**SHORT EXERCISE**
Retype each record below word for word. Leave the pictures out.

**MATERIAL FOR THIS TASK**
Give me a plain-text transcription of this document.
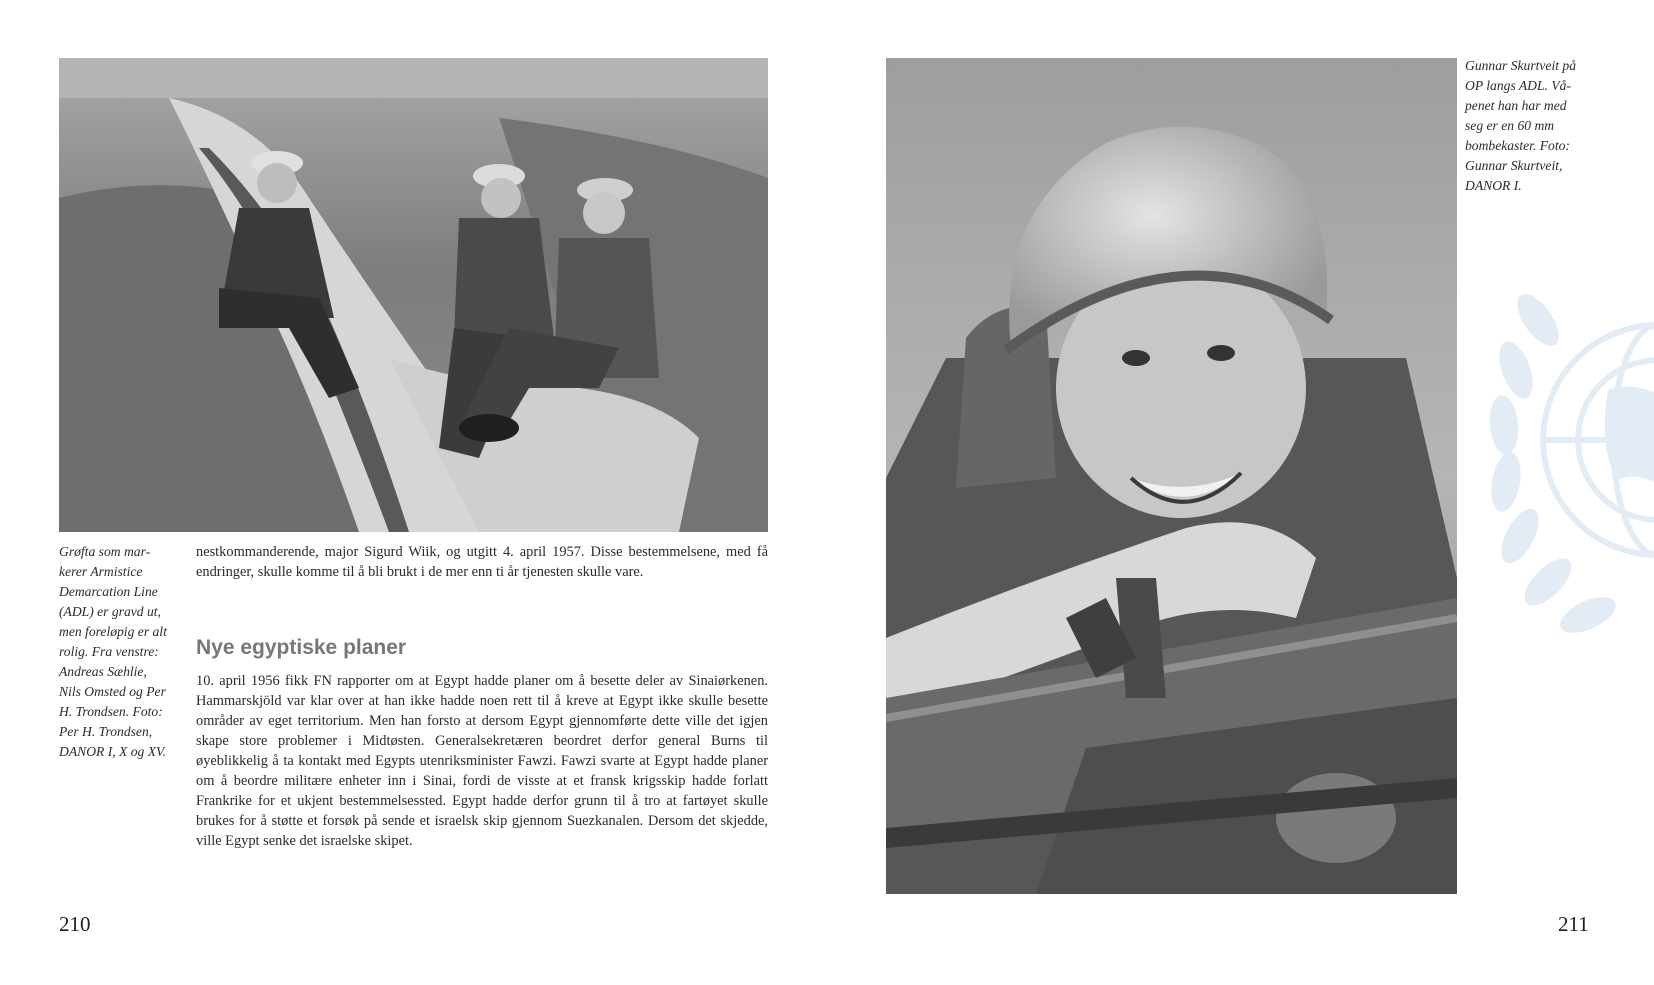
Grøfta som mar-
kerer Armistice
Demarcation Line
(ADL) er gravd ut,
men foreløpig er alt
rolig. Fra venstre:
Andreas Sæhlie,
Nils Omsted og Per
H. Trondsen. Foto:
Per H. Trondsen,
DANOR I, X og XV.

nestkommanderende, major Sigurd Wiik, og utgitt 4. april 1957. Disse bestemmelsene, med få endringer, skulle komme til å bli brukt i de mer enn ti år tjenesten skulle vare.

Nye egyptiske planer

10. april 1956 fikk FN rapporter om at Egypt hadde planer om å besette deler av Sinaiørkenen. Hammarskjöld var klar over at han ikke hadde noen rett til å kreve at Egypt ikke skulle besette områder av eget territorium. Men han forsto at dersom Egypt gjennomførte dette ville det igjen skape store problemer i Midtøsten. Generalsekretæren beordret derfor general Burns til øyeblikkelig å ta kontakt med Egypts utenriksminister Fawzi. Fawzi svarte at Egypt hadde planer om å beordre militære enheter inn i Sinai, fordi de visste at et fransk krigsskip hadde forlatt Frankrike for et ukjent bestemmelsessted. Egypt hadde derfor grunn til å tro at fartøyet skulle brukes for å støtte et forsøk på sende et israelsk skip gjennom Suezkanalen. Dersom det skjedde, ville Egypt senke det israelske skipet.

210

Gunnar Skurtveit på
OP langs ADL. Vå-
penet han har med
seg er en 60 mm
bombekaster. Foto:
Gunnar Skurtveit,
DANOR I.

211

**ANSWER TO THE TASK**
Give me a plain-text transcription of this document.
Grøfta som mar-
kerer Armistice
Demarcation Line
(ADL) er gravd ut,
men foreløpig er alt
rolig. Fra venstre:
Andreas Sæhlie,
Nils Omsted og Per
H. Trondsen. Foto:
Per H. Trondsen,
DANOR I, X og XV.

nestkommanderende, major Sigurd Wiik, og utgitt 4. april 1957. Disse bestemmelsene, med få endringer, skulle komme til å bli brukt i de mer enn ti år tjenesten skulle vare.

Nye egyptiske planer

10. april 1956 fikk FN rapporter om at Egypt hadde planer om å besette deler av Sinaiørkenen. Hammarskjöld var klar over at han ikke hadde noen rett til å kreve at Egypt ikke skulle besette områder av eget territorium. Men han forsto at dersom Egypt gjennomførte dette ville det igjen skape store problemer i Midtøsten. Generalsekretæren beordret derfor general Burns til øyeblikkelig å ta kontakt med Egypts utenriksminister Fawzi. Fawzi svarte at Egypt hadde planer om å beordre militære enheter inn i Sinai, fordi de visste at et fransk krigsskip hadde forlatt Frankrike for et ukjent bestemmelsessted. Egypt hadde derfor grunn til å tro at fartøyet skulle brukes for å støtte et forsøk på sende et israelsk skip gjennom Suezkanalen. Dersom det skjedde, ville Egypt senke det israelske skipet.

210

Gunnar Skurtveit på
OP langs ADL. Vå-
penet han har med
seg er en 60 mm
bombekaster. Foto:
Gunnar Skurtveit,
DANOR I.

211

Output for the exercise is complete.